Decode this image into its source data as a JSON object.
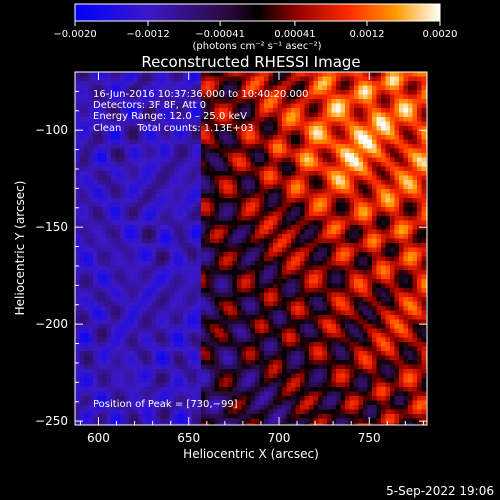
{
  "chart_data": {
    "type": "heatmap",
    "title": "Reconstructed RHESSI Image",
    "xlabel": "Heliocentric X (arcsec)",
    "ylabel": "Heliocentric Y (arcsec)",
    "xlim": [
      587,
      782
    ],
    "ylim": [
      -252,
      -70
    ],
    "x_ticks": [
      600,
      650,
      700,
      750
    ],
    "x_tick_labels": [
      "600",
      "650",
      "700",
      "750"
    ],
    "y_ticks": [
      -100,
      -150,
      -200,
      -250
    ],
    "y_tick_labels": [
      "−100",
      "−150",
      "−200",
      "−250"
    ],
    "colorbar": {
      "range": [
        -0.002,
        0.002
      ],
      "ticks": [
        -0.002,
        -0.0012,
        -0.00041,
        0.00041,
        0.0012,
        0.002
      ],
      "tick_labels": [
        "−0.0020",
        "−0.0012",
        "−0.00041",
        "0.00041",
        "0.0012",
        "0.0020"
      ],
      "unit_label": "(photons cm⁻² s⁻¹ asec⁻²)"
    },
    "peak": {
      "x": 730,
      "y": -99
    },
    "annotations": {
      "time": "16-Jun-2016 10:37:36.000 to 10:40:20.000",
      "detectors": "Detectors: 3F 8F, Att 0",
      "energy": "Energy Range: 12.0 – 25.0 keV",
      "clean": "Clean     Total counts: 1.13E+03",
      "peak_label": "Position of Peak = [730,−99]"
    },
    "footer_date": "5-Sep-2022 19:06"
  }
}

══════════

- WHAT THE TASK REQUIRES:
List all lines above in which the string "arcsec" appears.

- WRITTEN SOLUTION:
    "xlabel": "Heliocentric X (arcsec)",
    "ylabel": "Heliocentric Y (arcsec)",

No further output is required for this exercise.